Directions — Copy out every line in the entries below that includes "oder".

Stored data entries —
■ ■ ■
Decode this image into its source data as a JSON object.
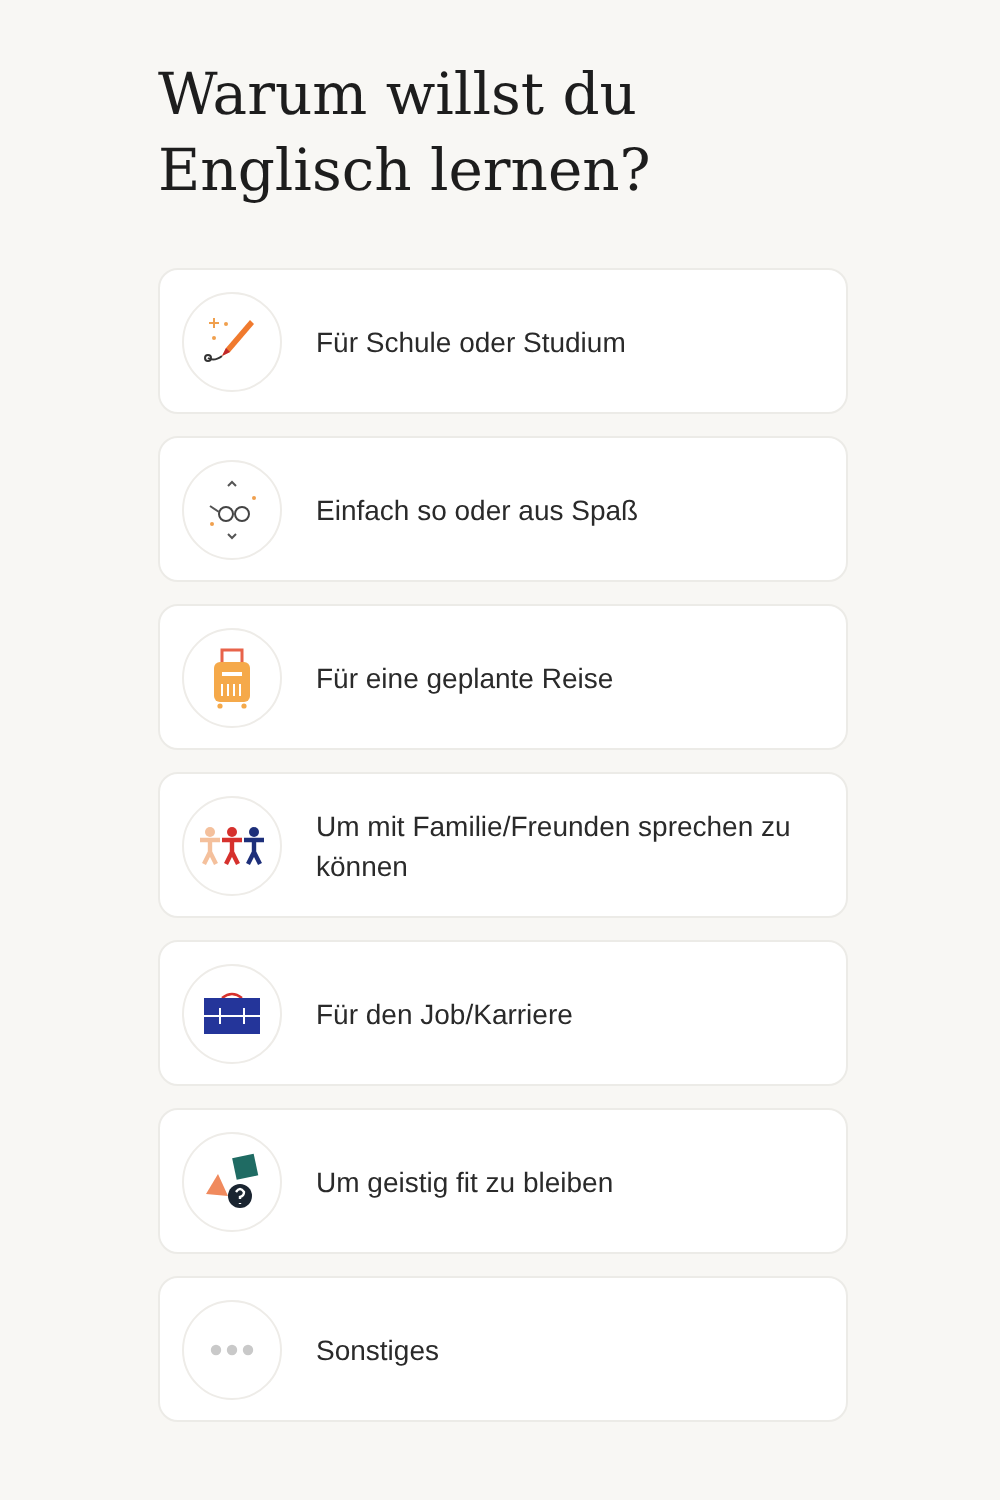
{
  "title": "Warum willst du Englisch lernen?",
  "options": [
    {
      "kind": "pencil",
      "label": "Für Schule oder Studium"
    },
    {
      "kind": "glasses",
      "label": "Einfach so oder aus Spaß"
    },
    {
      "kind": "suitcase",
      "label": "Für eine geplante Reise"
    },
    {
      "kind": "people",
      "label": "Um mit Familie/Freunden sprechen zu können"
    },
    {
      "kind": "briefcase",
      "label": "Für den Job/Karriere"
    },
    {
      "kind": "shapes",
      "label": "Um geistig fit zu bleiben"
    },
    {
      "kind": "dots",
      "label": "Sonstiges"
    }
  ]
}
■ ■ ■
Exercise solution —
      "label": "Für Schule oder Studium"
      "label": "Einfach so oder aus Spaß"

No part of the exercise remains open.